> Instructions to follow
Repeat each record below exactly as given.

> Recorded information
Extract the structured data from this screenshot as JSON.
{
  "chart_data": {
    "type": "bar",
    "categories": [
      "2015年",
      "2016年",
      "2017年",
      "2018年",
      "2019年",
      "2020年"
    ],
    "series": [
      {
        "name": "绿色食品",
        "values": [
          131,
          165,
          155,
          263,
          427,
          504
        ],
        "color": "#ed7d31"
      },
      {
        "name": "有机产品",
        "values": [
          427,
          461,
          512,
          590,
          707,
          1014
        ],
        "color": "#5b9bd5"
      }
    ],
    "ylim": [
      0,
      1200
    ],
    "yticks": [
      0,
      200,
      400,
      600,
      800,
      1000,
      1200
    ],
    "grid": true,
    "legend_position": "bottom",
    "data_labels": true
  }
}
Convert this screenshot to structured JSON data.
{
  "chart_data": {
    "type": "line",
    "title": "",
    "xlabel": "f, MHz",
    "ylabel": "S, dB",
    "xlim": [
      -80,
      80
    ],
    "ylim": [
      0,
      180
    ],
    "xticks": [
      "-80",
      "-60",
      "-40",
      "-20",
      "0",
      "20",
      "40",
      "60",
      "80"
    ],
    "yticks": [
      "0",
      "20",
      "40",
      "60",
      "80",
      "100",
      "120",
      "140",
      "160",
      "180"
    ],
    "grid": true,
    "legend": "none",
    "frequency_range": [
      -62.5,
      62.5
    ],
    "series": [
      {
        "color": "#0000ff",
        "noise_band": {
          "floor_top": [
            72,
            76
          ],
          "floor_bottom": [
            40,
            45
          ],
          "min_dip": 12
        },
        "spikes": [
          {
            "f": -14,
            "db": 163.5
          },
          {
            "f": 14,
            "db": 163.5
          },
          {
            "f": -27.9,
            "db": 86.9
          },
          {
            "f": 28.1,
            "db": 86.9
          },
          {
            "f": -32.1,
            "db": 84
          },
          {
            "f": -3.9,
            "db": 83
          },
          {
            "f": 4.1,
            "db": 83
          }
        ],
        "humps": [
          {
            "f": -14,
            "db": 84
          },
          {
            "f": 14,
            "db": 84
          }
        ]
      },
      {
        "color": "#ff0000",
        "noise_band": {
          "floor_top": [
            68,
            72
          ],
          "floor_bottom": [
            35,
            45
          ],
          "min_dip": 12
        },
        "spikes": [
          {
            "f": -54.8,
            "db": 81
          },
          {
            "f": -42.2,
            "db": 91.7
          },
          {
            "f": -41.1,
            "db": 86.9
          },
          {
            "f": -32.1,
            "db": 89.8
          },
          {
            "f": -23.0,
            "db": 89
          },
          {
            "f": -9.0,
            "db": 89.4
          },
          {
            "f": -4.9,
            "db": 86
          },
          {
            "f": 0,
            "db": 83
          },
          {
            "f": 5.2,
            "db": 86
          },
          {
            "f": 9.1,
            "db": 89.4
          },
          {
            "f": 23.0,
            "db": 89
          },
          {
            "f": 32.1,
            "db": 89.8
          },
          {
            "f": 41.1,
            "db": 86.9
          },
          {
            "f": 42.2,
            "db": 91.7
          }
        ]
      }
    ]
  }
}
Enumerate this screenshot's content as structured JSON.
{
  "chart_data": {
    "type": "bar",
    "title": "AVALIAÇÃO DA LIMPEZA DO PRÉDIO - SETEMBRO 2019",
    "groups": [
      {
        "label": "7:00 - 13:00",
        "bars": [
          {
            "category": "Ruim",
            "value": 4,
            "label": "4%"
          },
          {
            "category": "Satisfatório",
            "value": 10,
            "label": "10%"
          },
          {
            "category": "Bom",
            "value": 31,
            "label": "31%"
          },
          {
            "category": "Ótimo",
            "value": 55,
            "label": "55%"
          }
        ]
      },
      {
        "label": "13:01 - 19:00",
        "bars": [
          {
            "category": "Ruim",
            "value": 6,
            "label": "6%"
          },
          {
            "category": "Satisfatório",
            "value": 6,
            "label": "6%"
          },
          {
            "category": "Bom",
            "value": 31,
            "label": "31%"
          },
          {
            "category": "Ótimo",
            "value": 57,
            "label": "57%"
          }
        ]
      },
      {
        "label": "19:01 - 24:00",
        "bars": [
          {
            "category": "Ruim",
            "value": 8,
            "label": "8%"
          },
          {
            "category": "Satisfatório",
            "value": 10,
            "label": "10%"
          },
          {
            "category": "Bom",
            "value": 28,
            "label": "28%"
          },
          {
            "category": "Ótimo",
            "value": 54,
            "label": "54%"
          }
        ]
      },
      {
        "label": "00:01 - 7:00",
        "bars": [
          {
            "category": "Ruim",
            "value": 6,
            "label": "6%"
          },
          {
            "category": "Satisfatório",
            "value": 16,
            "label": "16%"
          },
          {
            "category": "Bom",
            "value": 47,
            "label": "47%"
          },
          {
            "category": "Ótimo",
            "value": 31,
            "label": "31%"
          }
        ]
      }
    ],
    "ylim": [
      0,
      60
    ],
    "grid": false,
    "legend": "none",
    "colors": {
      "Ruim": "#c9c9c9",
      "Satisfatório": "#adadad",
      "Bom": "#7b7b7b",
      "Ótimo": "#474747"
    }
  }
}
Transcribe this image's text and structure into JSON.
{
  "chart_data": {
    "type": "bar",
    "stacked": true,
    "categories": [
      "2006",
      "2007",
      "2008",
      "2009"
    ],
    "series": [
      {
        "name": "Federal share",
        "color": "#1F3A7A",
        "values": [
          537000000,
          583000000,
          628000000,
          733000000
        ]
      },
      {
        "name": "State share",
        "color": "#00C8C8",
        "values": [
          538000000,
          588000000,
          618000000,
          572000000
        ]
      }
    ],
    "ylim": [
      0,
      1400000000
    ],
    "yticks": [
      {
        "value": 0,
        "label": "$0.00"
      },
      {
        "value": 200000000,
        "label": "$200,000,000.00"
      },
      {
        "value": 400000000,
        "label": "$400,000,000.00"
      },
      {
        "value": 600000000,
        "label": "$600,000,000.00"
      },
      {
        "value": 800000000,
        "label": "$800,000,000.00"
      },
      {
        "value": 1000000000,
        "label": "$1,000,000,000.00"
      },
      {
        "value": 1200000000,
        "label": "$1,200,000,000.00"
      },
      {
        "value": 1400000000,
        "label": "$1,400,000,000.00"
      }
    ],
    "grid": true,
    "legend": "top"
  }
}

> Final result
Extract the structured data from this screenshot as JSON.
{
  "chart_data": {
    "type": "bar",
    "categories": [
      "2015年",
      "2016年",
      "2017年",
      "2018年",
      "2019年",
      "2020年"
    ],
    "series": [
      {
        "name": "绿色食品",
        "values": [
          131,
          165,
          155,
          263,
          427,
          504
        ],
        "color": "#ed7d31"
      },
      {
        "name": "有机产品",
        "values": [
          427,
          461,
          512,
          590,
          707,
          1014
        ],
        "color": "#5b9bd5"
      }
    ],
    "ylim": [
      0,
      1200
    ],
    "yticks": [
      0,
      200,
      400,
      600,
      800,
      1000,
      1200
    ],
    "grid": true,
    "legend_position": "bottom",
    "data_labels": true
  }
}
Convert this screenshot to structured JSON data.
{
  "chart_data": {
    "type": "line",
    "title": "",
    "xlabel": "f, MHz",
    "ylabel": "S, dB",
    "xlim": [
      -80,
      80
    ],
    "ylim": [
      0,
      180
    ],
    "xticks": [
      "-80",
      "-60",
      "-40",
      "-20",
      "0",
      "20",
      "40",
      "60",
      "80"
    ],
    "yticks": [
      "0",
      "20",
      "40",
      "60",
      "80",
      "100",
      "120",
      "140",
      "160",
      "180"
    ],
    "grid": true,
    "legend": "none",
    "frequency_range": [
      -62.5,
      62.5
    ],
    "series": [
      {
        "color": "#0000ff",
        "noise_band": {
          "floor_top": [
            72,
            76
          ],
          "floor_bottom": [
            40,
            45
          ],
          "min_dip": 12
        },
        "spikes": [
          {
            "f": -14,
            "db": 163.5
          },
          {
            "f": 14,
            "db": 163.5
          },
          {
            "f": -27.9,
            "db": 86.9
          },
          {
            "f": 28.1,
            "db": 86.9
          },
          {
            "f": -32.1,
            "db": 84
          },
          {
            "f": -3.9,
            "db": 83
          },
          {
            "f": 4.1,
            "db": 83
          }
        ],
        "humps": [
          {
            "f": -14,
            "db": 84
          },
          {
            "f": 14,
            "db": 84
          }
        ]
      },
      {
        "color": "#ff0000",
        "noise_band": {
          "floor_top": [
            68,
            72
          ],
          "floor_bottom": [
            35,
            45
          ],
          "min_dip": 12
        },
        "spikes": [
          {
            "f": -54.8,
            "db": 81
          },
          {
            "f": -42.2,
            "db": 91.7
          },
          {
            "f": -41.1,
            "db": 86.9
          },
          {
            "f": -32.1,
            "db": 89.8
          },
          {
            "f": -23.0,
            "db": 89
          },
          {
            "f": -9.0,
            "db": 89.4
          },
          {
            "f": -4.9,
            "db": 86
          },
          {
            "f": 0,
            "db": 83
          },
          {
            "f": 5.2,
            "db": 86
          },
          {
            "f": 9.1,
            "db": 89.4
          },
          {
            "f": 23.0,
            "db": 89
          },
          {
            "f": 32.1,
            "db": 89.8
          },
          {
            "f": 41.1,
            "db": 86.9
          },
          {
            "f": 42.2,
            "db": 91.7
          }
        ]
      }
    ]
  }
}
Enumerate this screenshot's content as structured JSON.
{
  "chart_data": {
    "type": "bar",
    "title": "AVALIAÇÃO DA LIMPEZA DO PRÉDIO - SETEMBRO 2019",
    "groups": [
      {
        "label": "7:00 - 13:00",
        "bars": [
          {
            "category": "Ruim",
            "value": 4,
            "label": "4%"
          },
          {
            "category": "Satisfatório",
            "value": 10,
            "label": "10%"
          },
          {
            "category": "Bom",
            "value": 31,
            "label": "31%"
          },
          {
            "category": "Ótimo",
            "value": 55,
            "label": "55%"
          }
        ]
      },
      {
        "label": "13:01 - 19:00",
        "bars": [
          {
            "category": "Ruim",
            "value": 6,
            "label": "6%"
          },
          {
            "category": "Satisfatório",
            "value": 6,
            "label": "6%"
          },
          {
            "category": "Bom",
            "value": 31,
            "label": "31%"
          },
          {
            "category": "Ótimo",
            "value": 57,
            "label": "57%"
          }
        ]
      },
      {
        "label": "19:01 - 24:00",
        "bars": [
          {
            "category": "Ruim",
            "value": 8,
            "label": "8%"
          },
          {
            "category": "Satisfatório",
            "value": 10,
            "label": "10%"
          },
          {
            "category": "Bom",
            "value": 28,
            "label": "28%"
          },
          {
            "category": "Ótimo",
            "value": 54,
            "label": "54%"
          }
        ]
      },
      {
        "label": "00:01 - 7:00",
        "bars": [
          {
            "category": "Ruim",
            "value": 6,
            "label": "6%"
          },
          {
            "category": "Satisfatório",
            "value": 16,
            "label": "16%"
          },
          {
            "category": "Bom",
            "value": 47,
            "label": "47%"
          },
          {
            "category": "Ótimo",
            "value": 31,
            "label": "31%"
          }
        ]
      }
    ],
    "ylim": [
      0,
      60
    ],
    "grid": false,
    "legend": "none",
    "colors": {
      "Ruim": "#c9c9c9",
      "Satisfatório": "#adadad",
      "Bom": "#7b7b7b",
      "Ótimo": "#474747"
    }
  }
}
Transcribe this image's text and structure into JSON.
{
  "chart_data": {
    "type": "bar",
    "stacked": true,
    "categories": [
      "2006",
      "2007",
      "2008",
      "2009"
    ],
    "series": [
      {
        "name": "Federal share",
        "color": "#1F3A7A",
        "values": [
          537000000,
          583000000,
          628000000,
          733000000
        ]
      },
      {
        "name": "State share",
        "color": "#00C8C8",
        "values": [
          538000000,
          588000000,
          618000000,
          572000000
        ]
      }
    ],
    "ylim": [
      0,
      1400000000
    ],
    "yticks": [
      {
        "value": 0,
        "label": "$0.00"
      },
      {
        "value": 200000000,
        "label": "$200,000,000.00"
      },
      {
        "value": 400000000,
        "label": "$400,000,000.00"
      },
      {
        "value": 600000000,
        "label": "$600,000,000.00"
      },
      {
        "value": 800000000,
        "label": "$800,000,000.00"
      },
      {
        "value": 1000000000,
        "label": "$1,000,000,000.00"
      },
      {
        "value": 1200000000,
        "label": "$1,200,000,000.00"
      },
      {
        "value": 1400000000,
        "label": "$1,400,000,000.00"
      }
    ],
    "grid": true,
    "legend": "top"
  }
}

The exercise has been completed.